**TÂCHE COURTE A**
Répondez à ces questions sur l'article consacré aux attaques de colons en Cisjordanie :
(i) Quels villages palestiniens ont été visés samedi ?
(ii) Dans les actions de quels organismes l'objectif non dit se concrétise-t-il ?
(iii) Il y a combien d'années les volontaires de Ta'ayush ont-ils décidé d'accompagner des Palestiniens ?
**TÂCHE COURTE B**
Prolongez l'article sur les attaques de colons en Cisjordanie à la suite de sa dernière phrase.

**ARTICLE**
┌────────

Ne nous leurrons pas : ce n’est pas par impuissance que les
autorités de la loi et de l’ordre n’empêchent pas des attaques
prévisibles commises par des colons de se dérouler et qu’ensuite elles
ne se hâtent pas d’arrêter des suspects.
C’est ce qui s’est passé vendredi dernier lorsque des colons ont attaqué des militants de Ta’ayush,
et lorsque samedi d’autres s’en sont pris à des Palestiniens de Hawara
et de Urif, les villages qui pour leur malheur ont la colonie et
de Yitzhar et les “avant postes” qui en essaiment sur leurs terres. La
question n’est pas de savoir où se trouvent les forces de l’ordre, mais
pourquoi la majorité juive n’est pas indignée.
Les autorités israéliennes en Cisjordanie (y compris Jérusalem-Est)
et les colons de toutes sortes ont un but en commun : expulser les
Palestiniens de leur pays – sinon vers la Jordanie, au moins vers les
zones A et B de la Cisjordanie [1]. Cet objectif non dit se concrétise
dans les actions au jour le jour de la police, du service de sécurité Shin Bet, de la police des frontières et de l’administration civile [2].
Il est vrai que la sauvagerie à laquelle les militants de Ta’ayush
ont été confrontés vendredi allait au-delà de tout ce qu’ils avaient
déjà enduré antérieurement. Mais pour les Palestinien il n’y avait là
rien d’inhabituel. C’est précisément la raison pour laquelle des
volontaires de Ta’ayush, héros des temps modernes, ont
décidé il y a 17 ans d’accompagner des Palestiniens dans les endroits
où l’activité violente des colons se déploie le plus fréquemment (le sud
des collines d’Hébron et maintenant la vallée du Jourdain).

└────────

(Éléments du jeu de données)
┌────────

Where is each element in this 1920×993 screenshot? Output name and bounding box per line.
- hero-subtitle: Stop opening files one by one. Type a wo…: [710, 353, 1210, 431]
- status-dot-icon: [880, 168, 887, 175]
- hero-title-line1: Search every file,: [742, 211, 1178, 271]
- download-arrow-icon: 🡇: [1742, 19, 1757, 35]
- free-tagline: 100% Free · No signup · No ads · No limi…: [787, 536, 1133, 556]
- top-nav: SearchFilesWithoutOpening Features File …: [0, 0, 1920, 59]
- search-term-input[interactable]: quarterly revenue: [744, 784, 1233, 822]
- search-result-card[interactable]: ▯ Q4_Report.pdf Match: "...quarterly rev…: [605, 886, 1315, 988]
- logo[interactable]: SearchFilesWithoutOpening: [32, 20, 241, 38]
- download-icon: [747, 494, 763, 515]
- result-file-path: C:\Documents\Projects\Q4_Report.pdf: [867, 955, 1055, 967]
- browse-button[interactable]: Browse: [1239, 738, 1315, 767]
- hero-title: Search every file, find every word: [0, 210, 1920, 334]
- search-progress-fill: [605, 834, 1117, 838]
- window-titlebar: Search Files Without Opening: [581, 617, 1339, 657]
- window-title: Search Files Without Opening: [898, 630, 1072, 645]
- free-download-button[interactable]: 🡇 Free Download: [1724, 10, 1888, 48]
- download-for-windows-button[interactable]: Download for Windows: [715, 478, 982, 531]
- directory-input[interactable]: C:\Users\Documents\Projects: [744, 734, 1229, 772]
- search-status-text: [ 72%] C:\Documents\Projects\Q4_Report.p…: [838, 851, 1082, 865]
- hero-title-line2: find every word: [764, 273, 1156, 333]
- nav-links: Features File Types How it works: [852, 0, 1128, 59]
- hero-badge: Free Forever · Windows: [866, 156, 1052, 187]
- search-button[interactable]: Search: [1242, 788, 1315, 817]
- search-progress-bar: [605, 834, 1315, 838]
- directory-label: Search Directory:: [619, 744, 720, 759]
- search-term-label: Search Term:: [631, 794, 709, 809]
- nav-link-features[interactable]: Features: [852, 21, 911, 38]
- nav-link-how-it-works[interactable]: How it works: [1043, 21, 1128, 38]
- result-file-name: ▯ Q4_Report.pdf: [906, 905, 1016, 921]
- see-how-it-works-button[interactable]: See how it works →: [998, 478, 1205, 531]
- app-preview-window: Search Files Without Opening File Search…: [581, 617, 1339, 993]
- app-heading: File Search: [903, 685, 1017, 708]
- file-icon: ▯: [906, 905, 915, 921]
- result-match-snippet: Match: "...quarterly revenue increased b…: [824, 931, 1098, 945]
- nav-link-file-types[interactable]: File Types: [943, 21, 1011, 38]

└────────

**BONNE RÉPONSE A**
(i) Hawara et Urif.
(ii) La police, le service de sécurité Shin Bet, la police des frontières et l'administration civile.
(iii) Il y a 17 ans.

**BONNE RÉPONSE B**
Chaque semaine, ils sont volontaires pour leur servir de “bouclier
humain”, parce qu’ils supposent que leur présence obligera la police et
l’armée à intervenir. Ils ont cessé de compter combien de fois ils ont
été attaqués par les colons au cours de ces missions, et combien de fois
les soldats ont assisté passivement [à ces attaques] ou ont obéi aux
ordres des colons et ont fait déguerpir les Palestiniens et leur
escorte.
Pour chaque incident violent causé par des colons, spécialement
contre des soldats ou d’autres israéliens, il y a des douzaines
d’agressions verbales ou physiques dont les médias israéliens ne parlent
pas parce que les victimes en sont des Palestiniens. Très souvent,
lorsque des Palestiniens ont l’audace de vouloir se défendre l’armée
intervient et les attaque avec des grenades assourdissantes et des gaz
lacrymogènes. Quant à la police, elle ne trouve jamais les suspects et classe les dossiers. Ou elle arrête des Palestiniens.
Ainsi, sur ordre ou à l’instigation de colons appartenant à “l’avant-poste” illégal proche de la base militaire de Kfir,
dans la vallée du Jourdain, des bergers ont récemment été mis en
détention, leurs troupeaux dispersés et leurs ânes confisqués. Cet “avant-poste”,
ainsi qu’un autre situé plus au nord, qui n’existe que depuis quelques
mois, se développent en dépit d’un ordre de cesser les travaux donné par
l’administration civile. Sous le nez des autorités chargés de faire
respecter la loi et l’ordre, les colons continuent à harceler les
bergers locaux et les agriculteurs afin de les chasser de leurs terres.
Ce tango se déroule depuis des décennies. Dans les années 1981 – 1982, un comité présidé par le vice-procureur général Yehudit Karp
fut chargé d’examiner les plaintes de Palestiniens victimes de
violences de la part des colons. A l’époque déjà, il avait trouvé des “défauts”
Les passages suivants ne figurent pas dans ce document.